DIRECTIONS FOR THIS TASK -> Output each entry below as it stands, leaving out every picture.

::: RECORDED INFORMATION

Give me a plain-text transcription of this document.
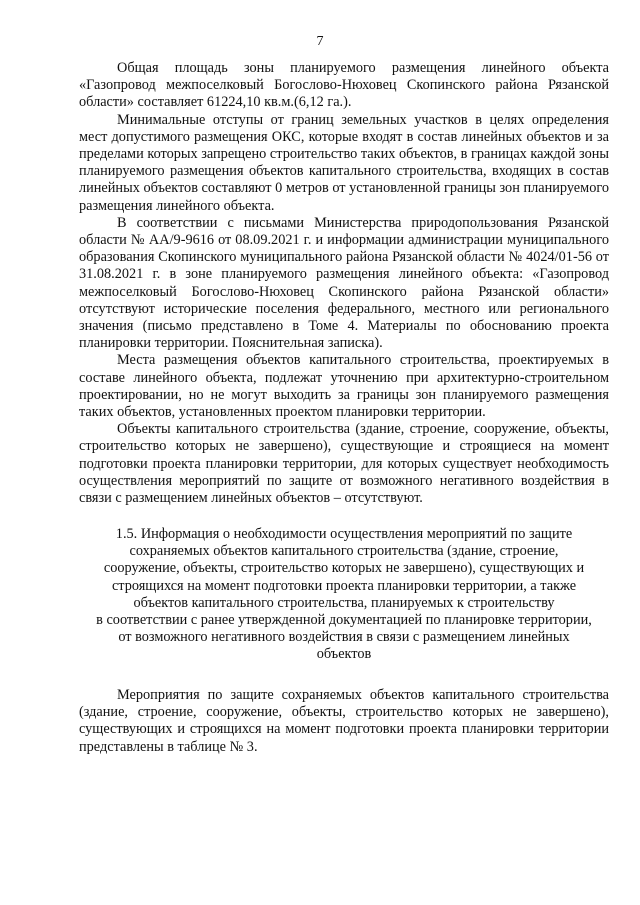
7

Общая площадь зоны планируемого размещения линейного объекта «Газопровод межпоселковый Богослово-Нюховец Скопинского района Рязанской области» составляет 61224,10 кв.м.(6,12 га.).

Минимальные отступы от границ земельных участков в целях определения мест допустимого размещения ОКС, которые входят в состав линейных объектов и за пределами которых запрещено строительство таких объектов, в границах каждой зоны планируемого размещения объектов капитального строительства, входящих в состав линейных объектов составляют 0 метров от установленной границы зон планируемого размещения линейного объекта.

В соответствии с письмами Министерства природопользования Рязанской области № АА/9-9616 от 08.09.2021 г. и информации администрации муниципального образования Скопинского муниципального района Рязанской области № 4024/01-56 от 31.08.2021 г. в зоне планируемого размещения линейного объекта: «Газопровод межпоселковый Богослово-Нюховец Скопинского района Рязанской области» отсутствуют исторические поселения федерального, местного или регионального значения (письмо представлено в Томе 4. Материалы по обоснованию проекта планировки территории. Пояснительная записка).

Места размещения объектов капитального строительства, проектируемых в составе линейного объекта, подлежат уточнению при архитектурно-строительном проектировании, но не могут выходить за границы зон планируемого размещения таких объектов, установленных проектом планировки территории.

Объекты капитального строительства (здание, строение, сооружение, объекты, строительство которых не завершено), существующие и строящиеся на момент подготовки проекта планировки территории, для которых существует необходимость осуществления мероприятий по защите от возможного негативного воздействия в связи с размещением линейных объектов – отсутствуют.

1.5. Информация о необходимости осуществления мероприятий по защите

сохраняемых объектов капитального строительства (здание, строение,

сооружение, объекты, строительство которых не завершено), существующих и

строящихся на момент подготовки проекта планировки территории, а также

объектов капитального строительства, планируемых к строительству

в соответствии с ранее утвержденной документацией по планировке территории,

от возможного негативного воздействия в связи с размещением линейных

объектов

Мероприятия по защите сохраняемых объектов капитального строительства (здание, строение, сооружение, объекты, строительство которых не завершено), существующих и строящихся на момент подготовки проекта планировки территории представлены в таблице № 3.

::::::

RESULT OF THE TASK ->
Give me a plain-text transcription of this document.
7

Общая площадь зоны планируемого размещения линейного объекта «Газопровод межпоселковый Богослово-Нюховец Скопинского района Рязанской области» составляет 61224,10 кв.м.(6,12 га.).

Минимальные отступы от границ земельных участков в целях определения мест допустимого размещения ОКС, которые входят в состав линейных объектов и за пределами которых запрещено строительство таких объектов, в границах каждой зоны планируемого размещения объектов капитального строительства, входящих в состав линейных объектов составляют 0 метров от установленной границы зон планируемого размещения линейного объекта.

В соответствии с письмами Министерства природопользования Рязанской области № АА/9-9616 от 08.09.2021 г. и информации администрации муниципального образования Скопинского муниципального района Рязанской области № 4024/01-56 от 31.08.2021 г. в зоне планируемого размещения линейного объекта: «Газопровод межпоселковый Богослово-Нюховец Скопинского района Рязанской области» отсутствуют исторические поселения федерального, местного или регионального значения (письмо представлено в Томе 4. Материалы по обоснованию проекта планировки территории. Пояснительная записка).

Места размещения объектов капитального строительства, проектируемых в составе линейного объекта, подлежат уточнению при архитектурно-строительном проектировании, но не могут выходить за границы зон планируемого размещения таких объектов, установленных проектом планировки территории.

Объекты капитального строительства (здание, строение, сооружение, объекты, строительство которых не завершено), существующие и строящиеся на момент подготовки проекта планировки территории, для которых существует необходимость осуществления мероприятий по защите от возможного негативного воздействия в связи с размещением линейных объектов – отсутствуют.

1.5. Информация о необходимости осуществления мероприятий по защите

сохраняемых объектов капитального строительства (здание, строение,

сооружение, объекты, строительство которых не завершено), существующих и

строящихся на момент подготовки проекта планировки территории, а также

объектов капитального строительства, планируемых к строительству

в соответствии с ранее утвержденной документацией по планировке территории,

от возможного негативного воздействия в связи с размещением линейных

объектов

Мероприятия по защите сохраняемых объектов капитального строительства (здание, строение, сооружение, объекты, строительство которых не завершено), существующих и строящихся на момент подготовки проекта планировки территории представлены в таблице № 3.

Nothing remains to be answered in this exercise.